▶ [Stated goal] Wherever the word "diferite" turns up in a line of the entries, copy that line.

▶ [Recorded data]
───
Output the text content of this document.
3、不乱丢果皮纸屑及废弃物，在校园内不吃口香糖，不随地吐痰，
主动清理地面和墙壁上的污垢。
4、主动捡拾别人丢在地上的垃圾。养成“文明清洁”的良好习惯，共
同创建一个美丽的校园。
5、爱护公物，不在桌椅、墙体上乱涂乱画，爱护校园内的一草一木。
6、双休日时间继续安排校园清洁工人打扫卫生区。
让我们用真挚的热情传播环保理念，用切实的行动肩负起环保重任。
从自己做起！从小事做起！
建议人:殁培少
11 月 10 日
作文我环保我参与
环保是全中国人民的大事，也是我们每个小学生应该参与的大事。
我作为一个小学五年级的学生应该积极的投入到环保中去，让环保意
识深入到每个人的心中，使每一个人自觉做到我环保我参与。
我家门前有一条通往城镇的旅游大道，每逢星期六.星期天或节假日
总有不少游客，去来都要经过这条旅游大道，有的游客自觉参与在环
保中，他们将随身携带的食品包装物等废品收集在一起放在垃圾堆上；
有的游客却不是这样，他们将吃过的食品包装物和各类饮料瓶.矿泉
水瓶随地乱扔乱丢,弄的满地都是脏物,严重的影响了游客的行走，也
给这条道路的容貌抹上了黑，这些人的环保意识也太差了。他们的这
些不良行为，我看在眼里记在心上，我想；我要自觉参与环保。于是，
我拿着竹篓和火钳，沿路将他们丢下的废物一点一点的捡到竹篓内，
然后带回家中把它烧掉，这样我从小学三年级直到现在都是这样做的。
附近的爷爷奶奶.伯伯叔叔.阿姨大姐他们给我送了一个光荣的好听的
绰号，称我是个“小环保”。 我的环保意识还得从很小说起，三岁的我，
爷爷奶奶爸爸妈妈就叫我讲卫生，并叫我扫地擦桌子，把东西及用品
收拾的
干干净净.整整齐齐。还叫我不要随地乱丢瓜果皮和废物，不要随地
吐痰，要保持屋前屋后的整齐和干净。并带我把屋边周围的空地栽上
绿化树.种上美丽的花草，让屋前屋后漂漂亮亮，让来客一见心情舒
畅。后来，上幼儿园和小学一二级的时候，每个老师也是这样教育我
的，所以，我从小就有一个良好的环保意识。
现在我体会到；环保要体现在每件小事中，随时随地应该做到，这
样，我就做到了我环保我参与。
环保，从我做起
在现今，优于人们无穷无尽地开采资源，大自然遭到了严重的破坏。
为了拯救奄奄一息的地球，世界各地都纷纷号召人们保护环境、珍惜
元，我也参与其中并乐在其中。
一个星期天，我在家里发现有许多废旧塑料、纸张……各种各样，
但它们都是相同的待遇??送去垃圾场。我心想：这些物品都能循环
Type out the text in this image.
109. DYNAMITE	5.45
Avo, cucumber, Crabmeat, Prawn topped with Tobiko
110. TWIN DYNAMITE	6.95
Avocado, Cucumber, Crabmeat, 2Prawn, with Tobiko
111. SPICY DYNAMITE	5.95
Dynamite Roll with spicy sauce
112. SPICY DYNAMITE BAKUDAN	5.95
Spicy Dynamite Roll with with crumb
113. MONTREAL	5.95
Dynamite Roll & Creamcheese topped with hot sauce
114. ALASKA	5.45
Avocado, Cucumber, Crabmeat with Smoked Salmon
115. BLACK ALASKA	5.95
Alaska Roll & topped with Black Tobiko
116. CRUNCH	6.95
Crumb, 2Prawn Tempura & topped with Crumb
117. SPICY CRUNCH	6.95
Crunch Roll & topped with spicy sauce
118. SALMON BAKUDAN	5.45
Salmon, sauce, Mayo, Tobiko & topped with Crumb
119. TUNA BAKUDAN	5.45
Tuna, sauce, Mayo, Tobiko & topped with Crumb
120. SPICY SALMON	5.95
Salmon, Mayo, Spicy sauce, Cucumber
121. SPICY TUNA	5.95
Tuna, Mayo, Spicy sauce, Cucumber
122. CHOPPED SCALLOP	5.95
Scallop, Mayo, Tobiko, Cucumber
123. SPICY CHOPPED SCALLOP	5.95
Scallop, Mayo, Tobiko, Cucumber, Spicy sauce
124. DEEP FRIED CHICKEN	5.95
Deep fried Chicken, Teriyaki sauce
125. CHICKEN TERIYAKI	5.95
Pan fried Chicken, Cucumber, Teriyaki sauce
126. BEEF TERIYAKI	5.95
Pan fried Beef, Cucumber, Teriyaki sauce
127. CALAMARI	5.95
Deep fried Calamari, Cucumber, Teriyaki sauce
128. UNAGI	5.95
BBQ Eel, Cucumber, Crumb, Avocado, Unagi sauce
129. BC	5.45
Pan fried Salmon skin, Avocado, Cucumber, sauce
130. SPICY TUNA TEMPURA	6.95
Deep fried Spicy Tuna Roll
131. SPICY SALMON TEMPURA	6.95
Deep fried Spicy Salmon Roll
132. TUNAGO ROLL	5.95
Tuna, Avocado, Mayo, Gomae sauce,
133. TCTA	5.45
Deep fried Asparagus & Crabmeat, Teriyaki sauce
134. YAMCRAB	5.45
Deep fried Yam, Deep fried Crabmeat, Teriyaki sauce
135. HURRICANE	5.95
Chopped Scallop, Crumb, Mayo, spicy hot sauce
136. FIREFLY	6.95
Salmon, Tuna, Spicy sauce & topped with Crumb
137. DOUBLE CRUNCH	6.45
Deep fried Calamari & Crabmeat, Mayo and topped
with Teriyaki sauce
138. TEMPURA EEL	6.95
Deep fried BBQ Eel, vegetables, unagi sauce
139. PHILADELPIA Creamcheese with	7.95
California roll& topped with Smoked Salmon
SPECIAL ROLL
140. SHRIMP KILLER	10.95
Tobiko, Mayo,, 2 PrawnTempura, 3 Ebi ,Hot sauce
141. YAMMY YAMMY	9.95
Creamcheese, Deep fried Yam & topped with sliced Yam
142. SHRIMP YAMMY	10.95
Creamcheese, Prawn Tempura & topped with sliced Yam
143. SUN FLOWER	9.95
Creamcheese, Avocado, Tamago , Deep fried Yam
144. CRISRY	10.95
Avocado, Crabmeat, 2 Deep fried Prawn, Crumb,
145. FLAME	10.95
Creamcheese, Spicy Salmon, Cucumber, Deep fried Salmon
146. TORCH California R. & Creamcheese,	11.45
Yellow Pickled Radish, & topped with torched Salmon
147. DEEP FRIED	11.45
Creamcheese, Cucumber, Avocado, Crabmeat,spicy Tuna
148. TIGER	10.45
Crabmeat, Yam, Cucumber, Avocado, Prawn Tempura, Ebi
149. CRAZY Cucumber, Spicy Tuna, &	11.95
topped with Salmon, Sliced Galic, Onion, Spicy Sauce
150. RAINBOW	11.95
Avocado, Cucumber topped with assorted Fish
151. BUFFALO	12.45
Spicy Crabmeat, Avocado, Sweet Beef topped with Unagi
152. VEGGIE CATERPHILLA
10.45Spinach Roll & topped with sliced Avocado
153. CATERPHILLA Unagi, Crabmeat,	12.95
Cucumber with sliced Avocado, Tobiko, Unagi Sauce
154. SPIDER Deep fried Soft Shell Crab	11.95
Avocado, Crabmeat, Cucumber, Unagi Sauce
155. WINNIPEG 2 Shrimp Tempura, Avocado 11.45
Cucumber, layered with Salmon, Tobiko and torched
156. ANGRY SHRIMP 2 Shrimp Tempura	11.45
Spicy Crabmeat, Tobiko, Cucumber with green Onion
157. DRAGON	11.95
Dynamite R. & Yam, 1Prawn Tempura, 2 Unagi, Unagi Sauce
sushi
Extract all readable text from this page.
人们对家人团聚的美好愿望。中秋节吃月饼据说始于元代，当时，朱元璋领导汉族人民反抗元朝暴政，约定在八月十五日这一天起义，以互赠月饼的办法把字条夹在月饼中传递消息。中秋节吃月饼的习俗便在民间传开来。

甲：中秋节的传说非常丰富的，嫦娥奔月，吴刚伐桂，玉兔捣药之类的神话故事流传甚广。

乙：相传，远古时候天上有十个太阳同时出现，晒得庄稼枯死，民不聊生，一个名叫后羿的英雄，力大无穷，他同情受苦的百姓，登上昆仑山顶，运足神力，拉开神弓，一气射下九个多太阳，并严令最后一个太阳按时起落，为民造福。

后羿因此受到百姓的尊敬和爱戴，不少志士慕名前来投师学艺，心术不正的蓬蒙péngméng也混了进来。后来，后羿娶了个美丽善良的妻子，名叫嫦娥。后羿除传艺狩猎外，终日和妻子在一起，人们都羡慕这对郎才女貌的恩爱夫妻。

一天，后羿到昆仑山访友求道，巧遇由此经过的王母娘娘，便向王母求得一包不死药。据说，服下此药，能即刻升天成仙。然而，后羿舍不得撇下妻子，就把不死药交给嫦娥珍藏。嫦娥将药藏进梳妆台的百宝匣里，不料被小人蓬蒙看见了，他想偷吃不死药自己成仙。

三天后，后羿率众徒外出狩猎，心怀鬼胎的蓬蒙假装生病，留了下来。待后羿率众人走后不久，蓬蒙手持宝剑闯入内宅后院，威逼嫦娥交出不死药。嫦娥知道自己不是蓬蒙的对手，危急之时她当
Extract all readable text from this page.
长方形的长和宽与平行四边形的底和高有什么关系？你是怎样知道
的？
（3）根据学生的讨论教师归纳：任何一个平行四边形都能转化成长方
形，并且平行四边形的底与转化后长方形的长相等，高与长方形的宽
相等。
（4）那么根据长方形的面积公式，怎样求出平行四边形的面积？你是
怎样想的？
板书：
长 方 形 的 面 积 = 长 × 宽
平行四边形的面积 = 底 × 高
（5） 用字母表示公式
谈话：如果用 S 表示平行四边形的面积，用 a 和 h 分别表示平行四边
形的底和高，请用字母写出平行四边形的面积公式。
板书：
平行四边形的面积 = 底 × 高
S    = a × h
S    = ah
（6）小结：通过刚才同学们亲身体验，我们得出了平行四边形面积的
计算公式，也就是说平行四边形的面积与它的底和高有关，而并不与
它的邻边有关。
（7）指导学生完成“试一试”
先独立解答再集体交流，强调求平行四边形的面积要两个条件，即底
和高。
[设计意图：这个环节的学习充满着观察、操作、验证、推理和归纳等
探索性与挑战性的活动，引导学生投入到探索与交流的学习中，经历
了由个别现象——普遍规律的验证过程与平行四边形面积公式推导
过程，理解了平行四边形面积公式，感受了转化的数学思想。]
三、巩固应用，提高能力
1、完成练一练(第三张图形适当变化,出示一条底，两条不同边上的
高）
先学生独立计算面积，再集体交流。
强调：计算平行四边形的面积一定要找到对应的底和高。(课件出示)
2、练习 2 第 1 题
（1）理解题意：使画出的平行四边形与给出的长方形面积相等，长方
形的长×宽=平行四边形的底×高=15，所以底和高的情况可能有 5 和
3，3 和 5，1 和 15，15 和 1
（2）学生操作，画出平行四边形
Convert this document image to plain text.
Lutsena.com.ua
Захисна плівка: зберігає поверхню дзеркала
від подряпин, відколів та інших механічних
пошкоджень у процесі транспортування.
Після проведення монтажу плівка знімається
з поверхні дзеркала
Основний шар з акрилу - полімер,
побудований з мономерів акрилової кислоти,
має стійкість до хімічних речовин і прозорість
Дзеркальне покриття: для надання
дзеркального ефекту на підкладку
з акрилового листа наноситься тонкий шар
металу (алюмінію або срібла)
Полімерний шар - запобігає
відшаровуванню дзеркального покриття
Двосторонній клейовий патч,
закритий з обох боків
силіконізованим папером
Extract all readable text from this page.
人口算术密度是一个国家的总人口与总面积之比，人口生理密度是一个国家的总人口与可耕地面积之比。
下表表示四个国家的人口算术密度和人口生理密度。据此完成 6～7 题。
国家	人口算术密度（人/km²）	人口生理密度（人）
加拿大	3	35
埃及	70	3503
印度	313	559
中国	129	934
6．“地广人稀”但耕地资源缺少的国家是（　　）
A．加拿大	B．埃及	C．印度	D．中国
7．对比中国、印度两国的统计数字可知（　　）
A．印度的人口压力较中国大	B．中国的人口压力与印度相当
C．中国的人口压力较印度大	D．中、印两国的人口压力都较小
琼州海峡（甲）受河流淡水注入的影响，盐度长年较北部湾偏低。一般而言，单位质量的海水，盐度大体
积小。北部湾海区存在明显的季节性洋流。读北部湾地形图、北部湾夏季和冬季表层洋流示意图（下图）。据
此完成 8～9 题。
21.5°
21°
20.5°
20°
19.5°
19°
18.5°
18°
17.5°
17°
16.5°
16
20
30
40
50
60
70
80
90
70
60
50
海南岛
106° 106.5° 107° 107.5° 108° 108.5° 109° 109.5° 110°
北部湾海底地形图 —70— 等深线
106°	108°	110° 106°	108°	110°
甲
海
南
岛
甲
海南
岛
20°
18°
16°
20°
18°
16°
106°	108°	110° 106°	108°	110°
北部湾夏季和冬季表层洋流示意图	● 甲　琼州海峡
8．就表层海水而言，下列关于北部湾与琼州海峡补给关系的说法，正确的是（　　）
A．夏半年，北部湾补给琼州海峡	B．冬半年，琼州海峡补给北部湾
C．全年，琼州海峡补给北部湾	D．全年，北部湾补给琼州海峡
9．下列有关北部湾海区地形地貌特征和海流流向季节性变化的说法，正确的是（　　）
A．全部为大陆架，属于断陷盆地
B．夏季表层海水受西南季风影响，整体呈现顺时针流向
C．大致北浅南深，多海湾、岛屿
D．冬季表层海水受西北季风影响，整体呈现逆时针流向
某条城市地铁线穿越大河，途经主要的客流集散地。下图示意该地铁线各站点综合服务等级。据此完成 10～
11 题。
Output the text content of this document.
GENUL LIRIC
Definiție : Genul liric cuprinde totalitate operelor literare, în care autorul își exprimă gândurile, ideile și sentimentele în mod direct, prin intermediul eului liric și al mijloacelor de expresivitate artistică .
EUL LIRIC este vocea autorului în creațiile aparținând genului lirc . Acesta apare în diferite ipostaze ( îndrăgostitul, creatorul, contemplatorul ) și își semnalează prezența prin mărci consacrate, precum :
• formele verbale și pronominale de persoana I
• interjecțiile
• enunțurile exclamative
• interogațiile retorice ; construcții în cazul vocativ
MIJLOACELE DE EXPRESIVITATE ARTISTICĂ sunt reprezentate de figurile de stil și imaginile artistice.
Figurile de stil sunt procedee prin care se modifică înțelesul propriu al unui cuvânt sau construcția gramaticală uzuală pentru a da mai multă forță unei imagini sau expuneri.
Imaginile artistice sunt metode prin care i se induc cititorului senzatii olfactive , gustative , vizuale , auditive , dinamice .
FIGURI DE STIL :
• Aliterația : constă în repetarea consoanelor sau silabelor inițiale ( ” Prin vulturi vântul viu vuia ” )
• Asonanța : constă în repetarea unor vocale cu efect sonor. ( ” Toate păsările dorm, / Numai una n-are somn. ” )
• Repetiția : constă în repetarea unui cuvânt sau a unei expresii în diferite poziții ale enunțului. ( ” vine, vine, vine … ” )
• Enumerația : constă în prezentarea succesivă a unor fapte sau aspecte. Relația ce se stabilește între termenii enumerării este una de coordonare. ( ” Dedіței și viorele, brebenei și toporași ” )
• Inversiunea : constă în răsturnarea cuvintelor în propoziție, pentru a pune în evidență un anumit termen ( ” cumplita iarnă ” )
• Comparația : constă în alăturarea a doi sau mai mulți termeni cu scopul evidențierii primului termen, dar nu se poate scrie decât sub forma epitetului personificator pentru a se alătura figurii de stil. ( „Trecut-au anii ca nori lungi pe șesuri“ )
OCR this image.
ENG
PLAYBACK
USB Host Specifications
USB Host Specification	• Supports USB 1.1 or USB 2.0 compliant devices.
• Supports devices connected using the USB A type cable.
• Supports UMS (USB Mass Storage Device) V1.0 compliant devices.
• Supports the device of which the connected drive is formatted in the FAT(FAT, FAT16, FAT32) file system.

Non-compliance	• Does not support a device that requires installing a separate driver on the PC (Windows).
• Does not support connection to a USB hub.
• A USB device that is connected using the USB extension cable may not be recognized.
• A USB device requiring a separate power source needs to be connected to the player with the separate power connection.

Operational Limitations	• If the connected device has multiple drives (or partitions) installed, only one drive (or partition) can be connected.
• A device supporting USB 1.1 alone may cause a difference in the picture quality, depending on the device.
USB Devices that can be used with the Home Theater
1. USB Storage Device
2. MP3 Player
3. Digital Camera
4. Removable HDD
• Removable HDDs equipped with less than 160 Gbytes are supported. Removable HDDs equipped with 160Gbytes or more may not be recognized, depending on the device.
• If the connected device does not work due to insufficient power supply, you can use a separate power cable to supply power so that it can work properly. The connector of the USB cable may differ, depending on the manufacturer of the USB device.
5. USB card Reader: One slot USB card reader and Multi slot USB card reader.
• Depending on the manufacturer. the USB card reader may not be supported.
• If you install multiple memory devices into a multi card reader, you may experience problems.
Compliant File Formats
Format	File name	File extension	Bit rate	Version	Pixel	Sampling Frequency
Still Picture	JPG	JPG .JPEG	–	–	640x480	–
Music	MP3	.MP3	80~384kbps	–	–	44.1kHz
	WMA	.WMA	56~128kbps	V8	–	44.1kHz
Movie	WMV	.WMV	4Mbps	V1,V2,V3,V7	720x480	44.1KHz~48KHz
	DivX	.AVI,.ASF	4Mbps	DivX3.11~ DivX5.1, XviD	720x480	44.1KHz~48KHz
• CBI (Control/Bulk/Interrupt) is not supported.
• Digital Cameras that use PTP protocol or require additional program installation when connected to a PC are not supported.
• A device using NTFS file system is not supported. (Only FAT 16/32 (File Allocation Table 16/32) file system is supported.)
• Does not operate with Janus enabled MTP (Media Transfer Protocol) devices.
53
───
▶ [The result]
EUL LIRIC este vocea autorului în creațiile aparținând genului lirc . Acesta apare în diferite ipostaze ( îndrăgostitul, creatorul, contemplatorul ) și își semnalează prezența prin mărci consacrate, precum :
• Repetiția : constă în repetarea unui cuvânt sau a unei expresii în diferite poziții ale enunțului. ( ” vine, vine, vine … ” )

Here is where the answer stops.